### SELECTION

In 1968 the concept of what is known as the Bystander Effect was popularized by social psychologists John Darely and Bibb Latane. The Bystander Effect occurs when the presence of others hinders an individual from intervening in an emergency situation. Darely and Latane launched a series of experiments in their laboratory inspired by the infamous and tragic 1964 murder of Kitty Genovese in which Miss Genovese was stabbed to death outside of her New York City apartment in plain view of 38 of her neighbors who stood by and did nothing. In a typical experiment, the participant is either alone or in a group when a staged emergency occurs and “researchers measured how long it took the participant to intervene, if they intervened.” These experiments found that the larger the number of participants in the group, the less likely it was for any single participant to intervene in the emergency.

Psychologists called this process of social influence “diffusion of responsibility.” In a large group, most people will be guided and influenced by the behavior of the majority rather than act out on their own, even in cases of extreme emergency or at the risk of their own safety. Most people would reason that somewhere in the group was someone smarter, wiser, or braver than themselves and that the responsibility to intervene fell to that individual. If that person, whoever they might be, wasn’t taking any measure to intervene, then the general assumption was that no action was really needed. In the few cases where an individual would respond and intervene, the majority followed. All it took was one brave person to move the entire group to act, but without that person’s choice to act, a whole group of perfectly sane and intelligent human beings would stand by and watch another suffer, be robbed, or even scream for help and do absolutely nothing about it.

It’s terrifying to me to think that I could find myself in a dangerous situation while an audience of observers stood by and did nothing to help. I think we’d all like to believe that we wouldn’t be one of those people waiting for someone else to do something, and yet it happens all of the time. ABC’s show Primetime: What Would You Do? is predicated upon and tests the bystander effect by way of social experiments not so unlike the ones conducted by Darley and Latane. In one particular episode an actress plays the role of an abusive nanny to a small child (also an actress). Staged outside of a cafe in New York City, people witness the nanny call the child names, throw things at her, and make threats of physical abuse. In most cases, even when it’s clear that the witnesses are affected by the situation, people walk by the scene without saying a word. Looks of disapproval and concern are exchanged by passersby, yet, because no one is willing to make the first move, they opt not to act and leave the child defenseless. As submissive females, we contribute to a similar effect when we keep silent and hope that someone else will do the dirty work of passionately and sometimes forcefully standing up against the views that oppose our own or that of the men we serve. I call this scientific understanding “good news” because it means that this behavior isn’t intrinsic to submissive personalities. It’s a socially influenced behavior that is learned and that means it can be overcome.

Along with a commitment to humility, I think it’s important for us to be committed to seeking truth. Seeking truth isn’t about winning the debate. It’s more about having openness toward learning as well as a desire to share one’s thoughts.

######

REQUIRED TASK - Continue the essay on the bystander effect from the end of its last paragraph.

### RECORDS PROVIDED

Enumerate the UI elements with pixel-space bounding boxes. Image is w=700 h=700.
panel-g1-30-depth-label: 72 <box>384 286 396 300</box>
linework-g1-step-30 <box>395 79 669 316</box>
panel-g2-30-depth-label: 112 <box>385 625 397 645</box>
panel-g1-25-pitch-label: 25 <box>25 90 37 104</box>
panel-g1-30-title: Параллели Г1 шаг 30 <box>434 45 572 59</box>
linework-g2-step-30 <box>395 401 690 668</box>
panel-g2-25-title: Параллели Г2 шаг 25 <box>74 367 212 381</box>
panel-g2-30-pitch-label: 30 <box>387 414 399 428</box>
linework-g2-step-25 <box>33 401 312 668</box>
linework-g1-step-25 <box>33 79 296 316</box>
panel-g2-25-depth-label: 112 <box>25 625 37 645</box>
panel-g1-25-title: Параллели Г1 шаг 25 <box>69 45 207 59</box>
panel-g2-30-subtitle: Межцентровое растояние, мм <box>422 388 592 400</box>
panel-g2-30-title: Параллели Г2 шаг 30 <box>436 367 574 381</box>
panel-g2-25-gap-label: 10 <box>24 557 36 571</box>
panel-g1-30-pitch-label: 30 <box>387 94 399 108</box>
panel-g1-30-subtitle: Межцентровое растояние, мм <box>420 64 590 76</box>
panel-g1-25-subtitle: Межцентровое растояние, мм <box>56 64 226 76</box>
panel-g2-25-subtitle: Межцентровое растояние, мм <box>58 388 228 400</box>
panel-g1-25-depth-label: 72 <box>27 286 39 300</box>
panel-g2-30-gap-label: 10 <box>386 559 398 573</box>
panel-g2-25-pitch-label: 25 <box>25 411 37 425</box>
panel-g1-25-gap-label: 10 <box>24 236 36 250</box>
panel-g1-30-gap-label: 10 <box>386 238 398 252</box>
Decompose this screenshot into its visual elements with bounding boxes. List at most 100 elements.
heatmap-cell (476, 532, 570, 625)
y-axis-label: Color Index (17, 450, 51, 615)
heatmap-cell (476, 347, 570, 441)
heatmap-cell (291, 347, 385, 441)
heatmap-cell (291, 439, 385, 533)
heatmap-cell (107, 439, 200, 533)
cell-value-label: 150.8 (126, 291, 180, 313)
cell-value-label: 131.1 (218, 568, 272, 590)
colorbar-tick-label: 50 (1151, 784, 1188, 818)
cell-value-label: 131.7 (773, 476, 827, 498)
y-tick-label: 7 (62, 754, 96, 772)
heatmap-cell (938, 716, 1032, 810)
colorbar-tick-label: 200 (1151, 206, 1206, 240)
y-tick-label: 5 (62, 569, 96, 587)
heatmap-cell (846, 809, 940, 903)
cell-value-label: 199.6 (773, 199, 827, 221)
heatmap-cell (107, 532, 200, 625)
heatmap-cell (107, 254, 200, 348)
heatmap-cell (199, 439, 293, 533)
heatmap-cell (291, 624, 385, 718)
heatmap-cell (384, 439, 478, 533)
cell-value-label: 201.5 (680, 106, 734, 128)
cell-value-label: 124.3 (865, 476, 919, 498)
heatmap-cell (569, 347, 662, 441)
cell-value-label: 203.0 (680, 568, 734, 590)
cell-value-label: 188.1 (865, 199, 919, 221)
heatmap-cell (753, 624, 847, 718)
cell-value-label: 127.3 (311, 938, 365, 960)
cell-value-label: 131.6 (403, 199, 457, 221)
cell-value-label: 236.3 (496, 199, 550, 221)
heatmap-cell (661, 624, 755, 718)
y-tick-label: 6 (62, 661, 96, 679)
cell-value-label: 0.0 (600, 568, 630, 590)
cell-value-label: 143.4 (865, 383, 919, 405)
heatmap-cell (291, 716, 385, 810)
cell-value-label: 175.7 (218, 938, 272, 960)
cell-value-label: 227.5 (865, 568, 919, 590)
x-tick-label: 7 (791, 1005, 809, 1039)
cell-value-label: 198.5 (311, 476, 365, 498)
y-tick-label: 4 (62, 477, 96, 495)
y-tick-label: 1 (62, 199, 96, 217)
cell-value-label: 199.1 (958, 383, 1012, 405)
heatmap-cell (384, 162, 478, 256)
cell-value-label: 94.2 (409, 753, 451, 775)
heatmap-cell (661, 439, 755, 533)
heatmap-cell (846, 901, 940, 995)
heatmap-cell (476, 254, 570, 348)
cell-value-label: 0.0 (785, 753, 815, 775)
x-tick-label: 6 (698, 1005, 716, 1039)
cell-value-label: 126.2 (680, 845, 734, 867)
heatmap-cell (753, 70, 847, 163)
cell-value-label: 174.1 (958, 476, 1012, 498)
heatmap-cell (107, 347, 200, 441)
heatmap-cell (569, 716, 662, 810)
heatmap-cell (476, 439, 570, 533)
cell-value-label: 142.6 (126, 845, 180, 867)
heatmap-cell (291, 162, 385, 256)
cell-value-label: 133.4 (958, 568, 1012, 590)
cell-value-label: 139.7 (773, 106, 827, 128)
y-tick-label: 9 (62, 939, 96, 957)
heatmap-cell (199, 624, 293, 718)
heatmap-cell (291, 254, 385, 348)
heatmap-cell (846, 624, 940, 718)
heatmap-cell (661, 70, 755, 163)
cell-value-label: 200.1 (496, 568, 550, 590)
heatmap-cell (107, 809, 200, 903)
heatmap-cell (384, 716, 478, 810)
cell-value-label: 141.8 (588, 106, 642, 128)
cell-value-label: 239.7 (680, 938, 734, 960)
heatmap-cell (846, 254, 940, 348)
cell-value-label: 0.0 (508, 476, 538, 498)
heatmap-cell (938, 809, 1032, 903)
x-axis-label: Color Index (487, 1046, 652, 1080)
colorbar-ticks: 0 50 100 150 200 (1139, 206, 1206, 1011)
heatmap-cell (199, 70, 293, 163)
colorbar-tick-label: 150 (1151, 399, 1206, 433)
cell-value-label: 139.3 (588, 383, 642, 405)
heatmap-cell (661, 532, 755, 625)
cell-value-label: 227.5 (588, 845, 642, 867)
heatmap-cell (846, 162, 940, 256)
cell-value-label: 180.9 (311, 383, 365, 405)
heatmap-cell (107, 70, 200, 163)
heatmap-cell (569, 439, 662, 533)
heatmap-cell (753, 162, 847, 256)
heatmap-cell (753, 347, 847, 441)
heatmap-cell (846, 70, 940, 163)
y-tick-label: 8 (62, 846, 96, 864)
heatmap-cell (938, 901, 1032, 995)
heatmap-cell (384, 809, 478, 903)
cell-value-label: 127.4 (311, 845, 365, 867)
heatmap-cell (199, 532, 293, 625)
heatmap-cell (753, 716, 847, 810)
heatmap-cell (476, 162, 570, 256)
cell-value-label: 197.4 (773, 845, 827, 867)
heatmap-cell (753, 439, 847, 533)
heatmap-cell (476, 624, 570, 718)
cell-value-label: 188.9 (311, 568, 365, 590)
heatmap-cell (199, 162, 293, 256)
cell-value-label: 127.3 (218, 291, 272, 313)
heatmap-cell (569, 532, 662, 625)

######

RESULT -
Speaking up isn’t necessarily an easy road to take and there are perils and pitfalls to avoid. We live in a culture that is, at least at the moment, in love with the female voice. Women are being given a platform from which to speak their minds and are encouraged that everything that comes out of their mouths is of an almost divine value. With that kind of exaltation, it can be easy for females to slip into the belief that they can do (or say) no wrong. As a result, The Voice of Women, especially online, becomes shrill and sarcastic, attacking others just because it can. Submissive females aren’t by any means immune to the poison that can spread when a girl enjoys the sound of her own voice too much and when, sadly, there are men who call themselves dominants or masters who support this kind of behavior in their women.

With such a poor example being set and encouraged, how do females with good intentions express opinions on controversial issues that are important to them without becoming shrill, snarky, or enraged by others’ disagreement? I think it begins with having a clear vision of what one’s intentions really are. If you’re a woman who is in service to a man, your intentions should, naturally, be to uphold the specific ideals that are important to him and that support his freedom as a man. Even if you’re not in a relationship, supporting causes that look out for men’s rights can be an important motivator for a woman who respects men, as is holding on to the intention to protect others from harm rather than just wanting to be right.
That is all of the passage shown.